• **Task objective**
Exactly as they appear, output all of the records. Skip any images.

• **Entries shown**
↓↓↓

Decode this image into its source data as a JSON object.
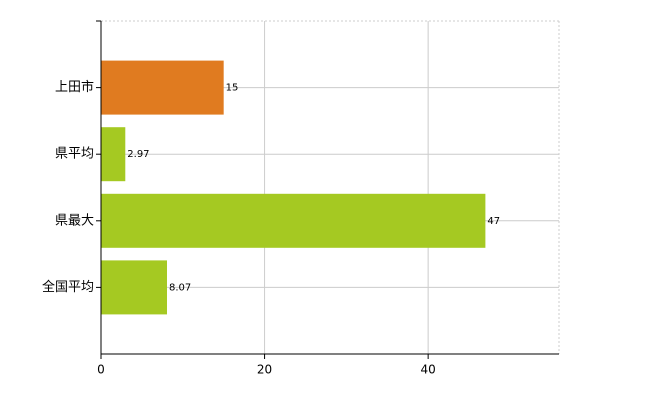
{
  "chart_data": {
    "type": "bar",
    "orientation": "horizontal",
    "categories": [
      "上田市",
      "県平均",
      "県最大",
      "全国平均"
    ],
    "values": [
      15,
      2.97,
      47,
      8.07
    ],
    "colors": [
      "#e07b20",
      "#a5c922",
      "#a5c922",
      "#a5c922"
    ],
    "xlim": [
      0,
      56
    ],
    "xticks": [
      0,
      20,
      40
    ],
    "grid": true
  }
}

↑↑↑

• **Task result**
Decode this image into its source data as a JSON object.
{
  "chart_data": {
    "type": "bar",
    "orientation": "horizontal",
    "categories": [
      "上田市",
      "県平均",
      "県最大",
      "全国平均"
    ],
    "values": [
      15,
      2.97,
      47,
      8.07
    ],
    "colors": [
      "#e07b20",
      "#a5c922",
      "#a5c922",
      "#a5c922"
    ],
    "xlim": [
      0,
      56
    ],
    "xticks": [
      0,
      20,
      40
    ],
    "grid": true
  }
}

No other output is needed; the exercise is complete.